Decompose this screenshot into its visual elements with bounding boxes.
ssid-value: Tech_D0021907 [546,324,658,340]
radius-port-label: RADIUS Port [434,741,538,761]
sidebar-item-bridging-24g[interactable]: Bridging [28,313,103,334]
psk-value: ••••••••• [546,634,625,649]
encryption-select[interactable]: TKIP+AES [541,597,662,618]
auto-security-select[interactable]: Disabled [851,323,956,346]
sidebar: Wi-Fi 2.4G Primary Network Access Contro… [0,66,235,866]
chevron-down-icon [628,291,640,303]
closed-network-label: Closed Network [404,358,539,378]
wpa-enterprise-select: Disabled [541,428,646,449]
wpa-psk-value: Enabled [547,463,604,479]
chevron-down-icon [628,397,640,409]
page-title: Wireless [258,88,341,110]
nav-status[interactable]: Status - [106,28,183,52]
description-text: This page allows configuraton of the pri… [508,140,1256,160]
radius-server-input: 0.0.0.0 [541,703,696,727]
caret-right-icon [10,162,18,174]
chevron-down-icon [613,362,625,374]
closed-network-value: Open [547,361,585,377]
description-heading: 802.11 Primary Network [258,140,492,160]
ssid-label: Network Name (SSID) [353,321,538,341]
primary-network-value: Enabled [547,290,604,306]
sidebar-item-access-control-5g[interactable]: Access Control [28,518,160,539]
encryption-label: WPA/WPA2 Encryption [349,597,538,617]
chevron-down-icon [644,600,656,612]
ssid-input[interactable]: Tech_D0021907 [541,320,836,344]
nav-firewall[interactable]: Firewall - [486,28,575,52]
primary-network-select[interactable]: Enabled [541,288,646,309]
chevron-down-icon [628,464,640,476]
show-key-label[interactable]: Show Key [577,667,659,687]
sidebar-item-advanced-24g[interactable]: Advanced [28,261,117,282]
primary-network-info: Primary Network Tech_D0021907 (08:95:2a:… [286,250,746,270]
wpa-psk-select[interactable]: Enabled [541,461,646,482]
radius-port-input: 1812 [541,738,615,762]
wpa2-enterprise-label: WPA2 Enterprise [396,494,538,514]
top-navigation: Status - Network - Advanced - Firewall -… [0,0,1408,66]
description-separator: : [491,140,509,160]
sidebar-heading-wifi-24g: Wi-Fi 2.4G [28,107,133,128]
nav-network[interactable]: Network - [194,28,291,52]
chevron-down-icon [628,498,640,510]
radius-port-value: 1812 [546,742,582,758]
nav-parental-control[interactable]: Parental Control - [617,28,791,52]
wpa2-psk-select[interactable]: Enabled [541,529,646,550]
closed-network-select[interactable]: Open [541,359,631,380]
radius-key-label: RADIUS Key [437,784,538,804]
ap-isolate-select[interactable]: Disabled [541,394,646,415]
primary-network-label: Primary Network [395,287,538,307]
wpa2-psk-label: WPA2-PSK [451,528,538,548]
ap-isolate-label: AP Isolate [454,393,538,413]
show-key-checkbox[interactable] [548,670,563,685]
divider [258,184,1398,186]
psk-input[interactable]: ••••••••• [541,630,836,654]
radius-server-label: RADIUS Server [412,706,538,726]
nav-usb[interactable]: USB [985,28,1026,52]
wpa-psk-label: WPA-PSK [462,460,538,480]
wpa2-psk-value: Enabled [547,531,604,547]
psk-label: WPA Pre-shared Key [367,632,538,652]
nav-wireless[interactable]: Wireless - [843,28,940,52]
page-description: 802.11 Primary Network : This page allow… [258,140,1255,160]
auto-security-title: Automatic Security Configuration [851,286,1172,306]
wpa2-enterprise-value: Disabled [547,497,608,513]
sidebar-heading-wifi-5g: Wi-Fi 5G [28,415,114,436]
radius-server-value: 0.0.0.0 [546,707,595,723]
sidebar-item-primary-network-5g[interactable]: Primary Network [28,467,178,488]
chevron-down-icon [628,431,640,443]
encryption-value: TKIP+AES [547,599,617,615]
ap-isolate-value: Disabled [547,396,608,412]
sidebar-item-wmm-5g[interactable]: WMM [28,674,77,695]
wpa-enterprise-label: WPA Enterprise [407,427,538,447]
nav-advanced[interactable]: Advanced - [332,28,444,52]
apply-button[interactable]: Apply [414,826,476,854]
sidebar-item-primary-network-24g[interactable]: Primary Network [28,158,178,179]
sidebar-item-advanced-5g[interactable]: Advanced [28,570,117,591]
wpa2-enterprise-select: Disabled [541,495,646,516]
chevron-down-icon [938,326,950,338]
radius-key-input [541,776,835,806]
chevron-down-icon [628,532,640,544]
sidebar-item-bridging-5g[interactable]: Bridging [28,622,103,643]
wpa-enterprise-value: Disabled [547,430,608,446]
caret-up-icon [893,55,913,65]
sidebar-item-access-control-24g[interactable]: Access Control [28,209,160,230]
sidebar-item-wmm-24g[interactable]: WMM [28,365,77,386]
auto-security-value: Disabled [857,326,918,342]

_ _ _ _

## EXERCISE
Please express every line in the items above as a JSON list of strings, one string per line, with blank lines left out.

## RESPONSE
[
  "Decompose this screenshot into its visual elements with bounding boxes.",
  "ssid-value: Tech_D0021907 [546,324,658,340]",
  "radius-port-label: RADIUS Port [434,741,538,761]",
  "sidebar-item-bridging-24g[interactable]: Bridging [28,313,103,334]",
  "psk-value: ••••••••• [546,634,625,649]",
  "encryption-select[interactable]: TKIP+AES [541,597,662,618]",
  "auto-security-select[interactable]: Disabled [851,323,956,346]",
  "sidebar: Wi-Fi 2.4G Primary Network Access Contro… [0,66,235,866]",
  "chevron-down-icon [628,291,640,303]",
  "closed-network-label: Closed Network [404,358,539,378]",
  "wpa-enterprise-select: Disabled [541,428,646,449]",
  "wpa-psk-value: Enabled [547,463,604,479]",
  "chevron-down-icon [628,397,640,409]",
  "page-title: Wireless [258,88,341,110]",
  "nav-status[interactable]: Status - [106,28,183,52]",
  "description-text: This page allows configuraton of the pri… [508,140,1256,160]",
  "radius-server-input: 0.0.0.0 [541,703,696,727]",
  "caret-right-icon [10,162,18,174]",
  "chevron-down-icon [613,362,625,374]",
  "closed-network-value: Open [547,361,585,377]",
  "description-heading: 802.11 Primary Network [258,140,492,160]",
  "ssid-label: Network Name (SSID) [353,321,538,341]",
  "primary-network-value: Enabled [547,290,604,306]",
  "sidebar-item-access-control-5g[interactable]: Access Control [28,518,160,539]",
  "encryption-label: WPA/WPA2 Encryption [349,597,538,617]",
  "chevron-down-icon [644,600,656,612]",
  "ssid-input[interactable]: Tech_D0021907 [541,320,836,344]",
  "nav-firewall[interactable]: Firewall - [486,28,575,52]",
  "primary-network-select[interactable]: Enabled [541,288,646,309]",
  "chevron-down-icon [628,464,640,476]",
  "show-key-label[interactable]: Show Key [577,667,659,687]",
  "sidebar-item-advanced-24g[interactable]: Advanced [28,261,117,282]",
  "primary-network-info: Primary Network Tech_D0021907 (08:95:2a:… [286,250,746,270]",
  "wpa-psk-select[interactable]: Enabled [541,461,646,482]",
  "radius-port-input: 1812 [541,738,615,762]",
  "wpa2-enterprise-label: WPA2 Enterprise [396,494,538,514]",
  "top-navigation: Status - Network - Advanced - Firewall -… [0,0,1408,66]",
  "description-separator: : [491,140,509,160]",
  "sidebar-heading-wifi-24g: Wi-Fi 2.4G [28,107,133,128]",
  "nav-network[interactable]: Network - [194,28,291,52]",
  "chevron-down-icon [628,498,640,510]",
  "radius-port-value: 1812 [546,742,582,758]",
  "nav-parental-control[interactable]: Parental Control - [617,28,791,52]",
  "wpa2-psk-select[interactable]: Enabled [541,529,646,550]",
  "closed-network-select[interactable]: Open [541,359,631,380]",
  "radius-key-label: RADIUS Key [437,784,538,804]",
  "ap-isolate-select[interactable]: Disabled [541,394,646,415]",
  "primary-network-label: Primary Network [395,287,538,307]",
  "wpa2-psk-label: WPA2-PSK [451,528,538,548]",
  "ap-isolate-label: AP Isolate [454,393,538,413]",
  "show-key-checkbox[interactable] [548,670,563,685]",
  "divider [258,184,1398,186]",
  "psk-input[interactable]: ••••••••• [541,630,836,654]",
  "radius-server-label: RADIUS Server [412,706,538,726]",
  "nav-usb[interactable]: USB [985,28,1026,52]",
  "wpa-psk-label: WPA-PSK [462,460,538,480]",
  "wpa2-psk-value: Enabled [547,531,604,547]",
  "psk-label: WPA Pre-shared Key [367,632,538,652]",
  "nav-wireless[interactable]: Wireless - [843,28,940,52]",
  "page-description: 802.11 Primary Network : This page allow… [258,140,1255,160]",
  "auto-security-title: Automatic Security Configuration [851,286,1172,306]",
  "wpa2-enterprise-value: Disabled [547,497,608,513]",
  "sidebar-heading-wifi-5g: Wi-Fi 5G [28,415,114,436]",
  "radius-server-value: 0.0.0.0 [546,707,595,723]",
  "sidebar-item-primary-network-5g[interactable]: Primary Network [28,467,178,488]",
  "chevron-down-icon [628,431,640,443]",
  "encryption-value: TKIP+AES [547,599,617,615]",
  "ap-isolate-value: Disabled [547,396,608,412]",
  "sidebar-item-wmm-5g[interactable]: WMM [28,674,77,695]",
  "wpa-enterprise-label: WPA Enterprise [407,427,538,447]",
  "nav-advanced[interactable]: Advanced - [332,28,444,52]",
  "apply-button[interactable]: Apply [414,826,476,854]",
  "sidebar-item-primary-network-24g[interactable]: Primary Network [28,158,178,179]",
  "sidebar-item-advanced-5g[interactable]: Advanced [28,570,117,591]",
  "wpa2-enterprise-select: Disabled [541,495,646,516]",
  "chevron-down-icon [938,326,950,338]",
  "radius-key-input [541,776,835,806]",
  "chevron-down-icon [628,532,640,544]",
  "sidebar-item-bridging-5g[interactable]: Bridging [28,622,103,643]",
  "wpa-enterprise-value: Disabled [547,430,608,446]",
  "caret-up-icon [893,55,913,65]",
  "sidebar-item-access-control-24g[interactable]: Access Control [28,209,160,230]",
  "sidebar-item-wmm-24g[interactable]: WMM [28,365,77,386]",
  "auto-security-value: Disabled [857,326,918,342]"
]